======== Data for processing
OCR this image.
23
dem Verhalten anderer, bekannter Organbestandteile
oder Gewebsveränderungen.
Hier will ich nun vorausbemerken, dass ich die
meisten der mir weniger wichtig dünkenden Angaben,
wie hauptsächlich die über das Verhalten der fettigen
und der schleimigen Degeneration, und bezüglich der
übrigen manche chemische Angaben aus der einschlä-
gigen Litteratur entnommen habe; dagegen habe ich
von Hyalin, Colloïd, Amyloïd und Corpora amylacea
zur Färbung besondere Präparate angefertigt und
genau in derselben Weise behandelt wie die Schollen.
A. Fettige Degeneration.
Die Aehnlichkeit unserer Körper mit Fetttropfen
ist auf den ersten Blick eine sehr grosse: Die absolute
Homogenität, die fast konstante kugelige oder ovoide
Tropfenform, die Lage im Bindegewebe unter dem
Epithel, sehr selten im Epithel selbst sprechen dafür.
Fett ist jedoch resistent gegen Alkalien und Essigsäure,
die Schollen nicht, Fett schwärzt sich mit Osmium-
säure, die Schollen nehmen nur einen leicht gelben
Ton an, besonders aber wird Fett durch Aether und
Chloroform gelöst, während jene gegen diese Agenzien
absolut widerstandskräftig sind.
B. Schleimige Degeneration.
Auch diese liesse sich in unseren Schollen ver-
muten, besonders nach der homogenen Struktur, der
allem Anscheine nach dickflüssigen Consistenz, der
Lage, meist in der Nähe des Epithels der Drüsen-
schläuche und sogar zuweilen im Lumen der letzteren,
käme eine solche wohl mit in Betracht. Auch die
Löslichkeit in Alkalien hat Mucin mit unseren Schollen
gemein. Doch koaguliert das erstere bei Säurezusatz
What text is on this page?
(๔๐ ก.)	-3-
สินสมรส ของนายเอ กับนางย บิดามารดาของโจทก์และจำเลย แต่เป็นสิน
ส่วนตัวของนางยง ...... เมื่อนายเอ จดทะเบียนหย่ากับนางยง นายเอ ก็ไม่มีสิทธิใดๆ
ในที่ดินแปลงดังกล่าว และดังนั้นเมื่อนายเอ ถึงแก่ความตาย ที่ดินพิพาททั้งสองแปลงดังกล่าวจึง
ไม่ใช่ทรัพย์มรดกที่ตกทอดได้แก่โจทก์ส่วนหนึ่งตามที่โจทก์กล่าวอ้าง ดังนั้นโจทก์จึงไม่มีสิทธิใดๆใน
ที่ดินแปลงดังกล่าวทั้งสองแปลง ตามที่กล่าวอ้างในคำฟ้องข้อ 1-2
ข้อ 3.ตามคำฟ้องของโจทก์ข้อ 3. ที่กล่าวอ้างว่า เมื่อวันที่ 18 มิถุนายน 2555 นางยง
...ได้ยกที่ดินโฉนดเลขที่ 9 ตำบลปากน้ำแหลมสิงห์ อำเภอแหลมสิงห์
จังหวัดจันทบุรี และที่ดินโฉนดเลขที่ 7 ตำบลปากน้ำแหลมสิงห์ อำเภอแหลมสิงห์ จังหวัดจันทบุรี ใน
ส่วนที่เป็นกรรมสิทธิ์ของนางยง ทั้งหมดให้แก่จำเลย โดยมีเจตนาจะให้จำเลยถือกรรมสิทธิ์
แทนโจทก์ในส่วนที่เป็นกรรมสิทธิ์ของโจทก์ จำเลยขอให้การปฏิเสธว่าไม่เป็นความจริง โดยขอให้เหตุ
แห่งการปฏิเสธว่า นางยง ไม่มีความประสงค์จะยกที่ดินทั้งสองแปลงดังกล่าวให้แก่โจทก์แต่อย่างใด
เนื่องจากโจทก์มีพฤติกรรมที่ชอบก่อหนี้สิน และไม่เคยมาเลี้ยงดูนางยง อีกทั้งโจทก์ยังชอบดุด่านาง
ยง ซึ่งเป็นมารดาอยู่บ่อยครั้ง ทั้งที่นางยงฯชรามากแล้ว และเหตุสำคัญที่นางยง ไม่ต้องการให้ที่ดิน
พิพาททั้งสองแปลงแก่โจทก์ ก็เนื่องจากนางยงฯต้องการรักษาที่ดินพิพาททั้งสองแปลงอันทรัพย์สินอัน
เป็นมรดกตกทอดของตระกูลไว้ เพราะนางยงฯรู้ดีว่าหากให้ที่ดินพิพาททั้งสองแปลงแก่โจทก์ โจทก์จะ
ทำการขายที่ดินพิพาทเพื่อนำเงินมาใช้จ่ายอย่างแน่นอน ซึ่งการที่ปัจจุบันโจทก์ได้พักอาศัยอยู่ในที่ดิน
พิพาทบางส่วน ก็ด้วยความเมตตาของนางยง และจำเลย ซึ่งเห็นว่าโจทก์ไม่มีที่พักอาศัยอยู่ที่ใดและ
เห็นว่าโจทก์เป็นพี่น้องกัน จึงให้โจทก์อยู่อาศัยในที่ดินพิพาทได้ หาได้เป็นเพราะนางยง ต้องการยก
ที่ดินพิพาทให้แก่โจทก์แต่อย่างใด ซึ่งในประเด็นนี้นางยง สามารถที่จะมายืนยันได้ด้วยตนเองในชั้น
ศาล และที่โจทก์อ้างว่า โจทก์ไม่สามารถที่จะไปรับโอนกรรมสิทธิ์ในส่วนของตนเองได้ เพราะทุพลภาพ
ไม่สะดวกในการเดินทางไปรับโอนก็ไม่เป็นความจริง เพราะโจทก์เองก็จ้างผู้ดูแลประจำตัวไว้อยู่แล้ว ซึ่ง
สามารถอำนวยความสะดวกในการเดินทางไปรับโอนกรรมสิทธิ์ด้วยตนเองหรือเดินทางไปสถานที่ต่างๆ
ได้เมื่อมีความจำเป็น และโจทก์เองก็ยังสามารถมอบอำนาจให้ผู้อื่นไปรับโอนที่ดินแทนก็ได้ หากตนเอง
================
======== Data for processing
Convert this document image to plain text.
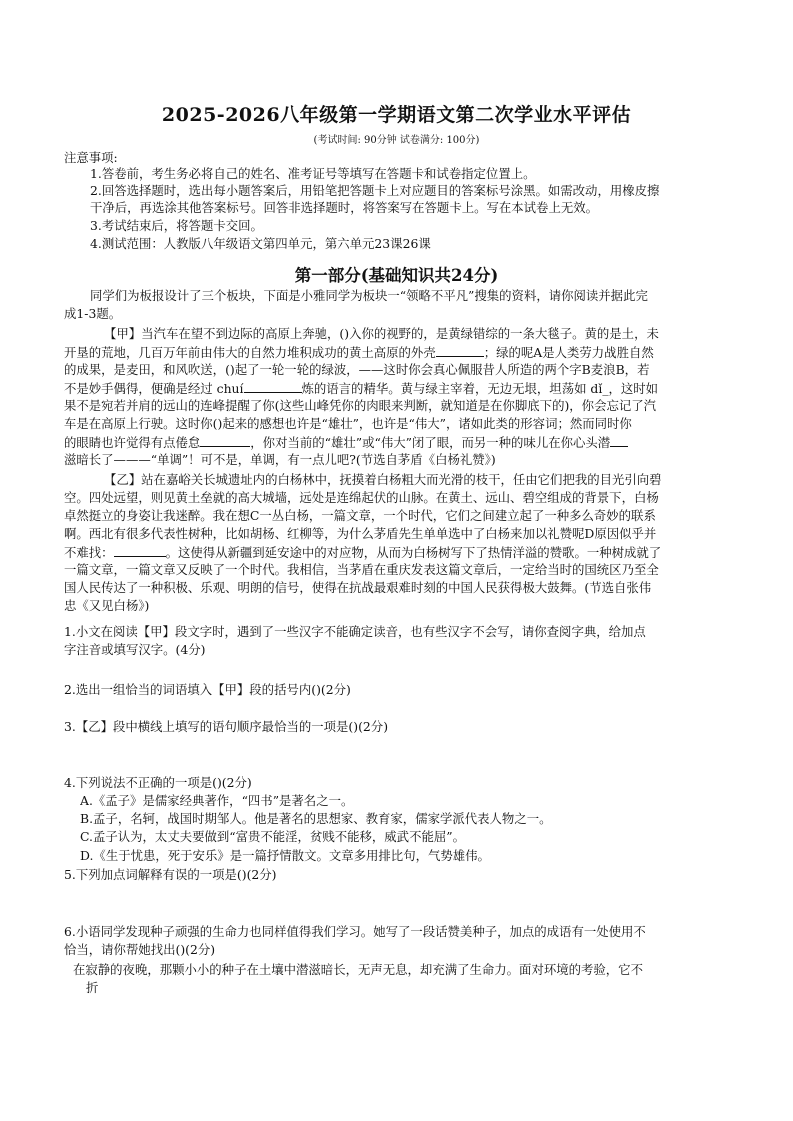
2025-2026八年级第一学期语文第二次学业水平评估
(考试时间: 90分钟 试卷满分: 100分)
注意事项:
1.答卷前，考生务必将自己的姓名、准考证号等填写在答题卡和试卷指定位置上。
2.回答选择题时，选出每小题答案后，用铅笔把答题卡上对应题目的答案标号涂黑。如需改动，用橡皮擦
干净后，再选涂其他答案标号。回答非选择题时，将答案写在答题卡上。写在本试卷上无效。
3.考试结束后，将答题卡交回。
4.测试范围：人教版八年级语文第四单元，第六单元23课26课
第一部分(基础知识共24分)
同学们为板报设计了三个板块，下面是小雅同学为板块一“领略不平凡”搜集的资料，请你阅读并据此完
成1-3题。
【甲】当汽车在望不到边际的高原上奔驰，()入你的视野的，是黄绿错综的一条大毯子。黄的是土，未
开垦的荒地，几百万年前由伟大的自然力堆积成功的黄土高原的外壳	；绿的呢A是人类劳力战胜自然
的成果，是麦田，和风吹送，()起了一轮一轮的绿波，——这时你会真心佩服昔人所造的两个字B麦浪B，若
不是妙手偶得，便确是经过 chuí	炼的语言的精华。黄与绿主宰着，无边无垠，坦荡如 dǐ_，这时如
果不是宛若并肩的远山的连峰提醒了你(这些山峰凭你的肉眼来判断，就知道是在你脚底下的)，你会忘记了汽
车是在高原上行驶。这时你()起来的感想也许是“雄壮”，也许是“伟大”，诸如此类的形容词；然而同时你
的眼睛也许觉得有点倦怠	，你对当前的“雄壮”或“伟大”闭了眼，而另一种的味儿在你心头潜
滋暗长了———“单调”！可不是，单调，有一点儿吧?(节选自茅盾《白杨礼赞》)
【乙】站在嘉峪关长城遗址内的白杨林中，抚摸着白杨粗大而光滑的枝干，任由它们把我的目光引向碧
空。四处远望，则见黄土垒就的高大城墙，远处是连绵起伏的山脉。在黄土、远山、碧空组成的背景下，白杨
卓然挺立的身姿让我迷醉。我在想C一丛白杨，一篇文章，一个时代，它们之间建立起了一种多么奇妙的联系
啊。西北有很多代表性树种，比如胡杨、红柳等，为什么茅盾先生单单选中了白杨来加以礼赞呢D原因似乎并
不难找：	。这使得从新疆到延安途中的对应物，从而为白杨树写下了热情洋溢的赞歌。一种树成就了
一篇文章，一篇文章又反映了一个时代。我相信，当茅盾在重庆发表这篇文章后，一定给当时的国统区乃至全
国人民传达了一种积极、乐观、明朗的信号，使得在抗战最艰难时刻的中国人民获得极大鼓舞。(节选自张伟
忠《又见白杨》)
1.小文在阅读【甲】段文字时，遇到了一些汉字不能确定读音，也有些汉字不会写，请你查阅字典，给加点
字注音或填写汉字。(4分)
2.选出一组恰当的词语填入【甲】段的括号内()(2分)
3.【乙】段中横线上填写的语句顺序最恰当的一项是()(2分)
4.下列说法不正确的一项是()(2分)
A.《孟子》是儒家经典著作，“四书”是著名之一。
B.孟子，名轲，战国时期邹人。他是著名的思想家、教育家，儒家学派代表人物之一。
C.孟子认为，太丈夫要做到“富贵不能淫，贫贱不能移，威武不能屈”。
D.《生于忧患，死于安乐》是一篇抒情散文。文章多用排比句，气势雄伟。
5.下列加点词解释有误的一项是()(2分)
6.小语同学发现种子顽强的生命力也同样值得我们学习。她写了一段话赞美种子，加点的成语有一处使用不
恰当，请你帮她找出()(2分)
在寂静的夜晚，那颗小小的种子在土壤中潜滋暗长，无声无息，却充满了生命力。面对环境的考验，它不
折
================
Exercise objective:
Write down the number of lines where the word "เสธว" appears, and nothing further.

Answer:
2